═══ Supplied information ═══
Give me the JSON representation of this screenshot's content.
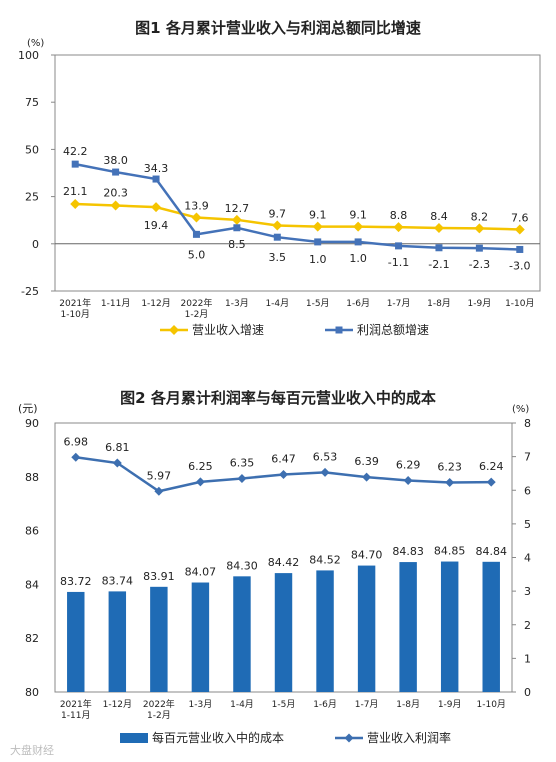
{
  "chart_data": [
    {
      "type": "line",
      "title": "图1  各月累计营业收入与利润总额同比增速",
      "yunit": "(%)",
      "ylim": [
        -25,
        100
      ],
      "yticks": [
        "100",
        "75",
        "50",
        "25",
        "0",
        "-25"
      ],
      "categories": [
        "2021年\n1-10月",
        "1-11月",
        "1-12月",
        "2022年\n1-2月",
        "1-3月",
        "1-4月",
        "1-5月",
        "1-6月",
        "1-7月",
        "1-8月",
        "1-9月",
        "1-10月"
      ],
      "series": [
        {
          "name": "营业收入增速",
          "color": "#f5c400",
          "values": [
            21.1,
            20.3,
            19.4,
            13.9,
            12.7,
            9.7,
            9.1,
            9.1,
            8.8,
            8.4,
            8.2,
            7.6
          ],
          "labels": [
            "21.1",
            "20.3",
            "19.4",
            "13.9",
            "12.7",
            "9.7",
            "9.1",
            "9.1",
            "8.8",
            "8.4",
            "8.2",
            "7.6"
          ]
        },
        {
          "name": "利润总额增速",
          "color": "#4472b8",
          "values": [
            42.2,
            38.0,
            34.3,
            5.0,
            8.5,
            3.5,
            1.0,
            1.0,
            -1.1,
            -2.1,
            -2.3,
            -3.0
          ],
          "labels": [
            "42.2",
            "38.0",
            "34.3",
            "5.0",
            "8.5",
            "3.5",
            "1.0",
            "1.0",
            "-1.1",
            "-2.1",
            "-2.3",
            "-3.0"
          ]
        }
      ],
      "legend_position": "bottom"
    },
    {
      "type": "bar+line",
      "title": "图2  各月累计利润率与每百元营业收入中的成本",
      "yunit_left": "(元)",
      "yunit_right": "(%)",
      "ylim_left": [
        80,
        90
      ],
      "ylim_right": [
        0,
        8
      ],
      "yticks_left": [
        "90",
        "88",
        "86",
        "84",
        "82",
        "80"
      ],
      "yticks_right": [
        "8",
        "7",
        "6",
        "5",
        "4",
        "3",
        "2",
        "1",
        "0"
      ],
      "categories": [
        "2021年\n1-11月",
        "1-12月",
        "2022年\n1-2月",
        "1-3月",
        "1-4月",
        "1-5月",
        "1-6月",
        "1-7月",
        "1-8月",
        "1-9月",
        "1-10月"
      ],
      "series": [
        {
          "name": "每百元营业收入中的成本",
          "type": "bar",
          "axis": "left",
          "color": "#1f6bb5",
          "values": [
            83.72,
            83.74,
            83.91,
            84.07,
            84.3,
            84.42,
            84.52,
            84.7,
            84.83,
            84.85,
            84.84
          ],
          "labels": [
            "83.72",
            "83.74",
            "83.91",
            "84.07",
            "84.30",
            "84.42",
            "84.52",
            "84.70",
            "84.83",
            "84.85",
            "84.84"
          ]
        },
        {
          "name": "营业收入利润率",
          "type": "line",
          "axis": "right",
          "color": "#3d6fb0",
          "values": [
            6.98,
            6.81,
            5.97,
            6.25,
            6.35,
            6.47,
            6.53,
            6.39,
            6.29,
            6.23,
            6.24
          ],
          "labels": [
            "6.98",
            "6.81",
            "5.97",
            "6.25",
            "6.35",
            "6.47",
            "6.53",
            "6.39",
            "6.29",
            "6.23",
            "6.24"
          ]
        }
      ],
      "legend_position": "bottom"
    }
  ],
  "watermark": "大盘财经"
}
═══
The task :: Repeat all of the data above word for word, minus the pictures.

Task output ::
Give me the JSON representation of this screenshot's content.
{
  "chart_data": [
    {
      "type": "line",
      "title": "图1  各月累计营业收入与利润总额同比增速",
      "yunit": "(%)",
      "ylim": [
        -25,
        100
      ],
      "yticks": [
        "100",
        "75",
        "50",
        "25",
        "0",
        "-25"
      ],
      "categories": [
        "2021年\n1-10月",
        "1-11月",
        "1-12月",
        "2022年\n1-2月",
        "1-3月",
        "1-4月",
        "1-5月",
        "1-6月",
        "1-7月",
        "1-8月",
        "1-9月",
        "1-10月"
      ],
      "series": [
        {
          "name": "营业收入增速",
          "color": "#f5c400",
          "values": [
            21.1,
            20.3,
            19.4,
            13.9,
            12.7,
            9.7,
            9.1,
            9.1,
            8.8,
            8.4,
            8.2,
            7.6
          ],
          "labels": [
            "21.1",
            "20.3",
            "19.4",
            "13.9",
            "12.7",
            "9.7",
            "9.1",
            "9.1",
            "8.8",
            "8.4",
            "8.2",
            "7.6"
          ]
        },
        {
          "name": "利润总额增速",
          "color": "#4472b8",
          "values": [
            42.2,
            38.0,
            34.3,
            5.0,
            8.5,
            3.5,
            1.0,
            1.0,
            -1.1,
            -2.1,
            -2.3,
            -3.0
          ],
          "labels": [
            "42.2",
            "38.0",
            "34.3",
            "5.0",
            "8.5",
            "3.5",
            "1.0",
            "1.0",
            "-1.1",
            "-2.1",
            "-2.3",
            "-3.0"
          ]
        }
      ],
      "legend_position": "bottom"
    },
    {
      "type": "bar+line",
      "title": "图2  各月累计利润率与每百元营业收入中的成本",
      "yunit_left": "(元)",
      "yunit_right": "(%)",
      "ylim_left": [
        80,
        90
      ],
      "ylim_right": [
        0,
        8
      ],
      "yticks_left": [
        "90",
        "88",
        "86",
        "84",
        "82",
        "80"
      ],
      "yticks_right": [
        "8",
        "7",
        "6",
        "5",
        "4",
        "3",
        "2",
        "1",
        "0"
      ],
      "categories": [
        "2021年\n1-11月",
        "1-12月",
        "2022年\n1-2月",
        "1-3月",
        "1-4月",
        "1-5月",
        "1-6月",
        "1-7月",
        "1-8月",
        "1-9月",
        "1-10月"
      ],
      "series": [
        {
          "name": "每百元营业收入中的成本",
          "type": "bar",
          "axis": "left",
          "color": "#1f6bb5",
          "values": [
            83.72,
            83.74,
            83.91,
            84.07,
            84.3,
            84.42,
            84.52,
            84.7,
            84.83,
            84.85,
            84.84
          ],
          "labels": [
            "83.72",
            "83.74",
            "83.91",
            "84.07",
            "84.30",
            "84.42",
            "84.52",
            "84.70",
            "84.83",
            "84.85",
            "84.84"
          ]
        },
        {
          "name": "营业收入利润率",
          "type": "line",
          "axis": "right",
          "color": "#3d6fb0",
          "values": [
            6.98,
            6.81,
            5.97,
            6.25,
            6.35,
            6.47,
            6.53,
            6.39,
            6.29,
            6.23,
            6.24
          ],
          "labels": [
            "6.98",
            "6.81",
            "5.97",
            "6.25",
            "6.35",
            "6.47",
            "6.53",
            "6.39",
            "6.29",
            "6.23",
            "6.24"
          ]
        }
      ],
      "legend_position": "bottom"
    }
  ],
  "watermark": "大盘财经"
}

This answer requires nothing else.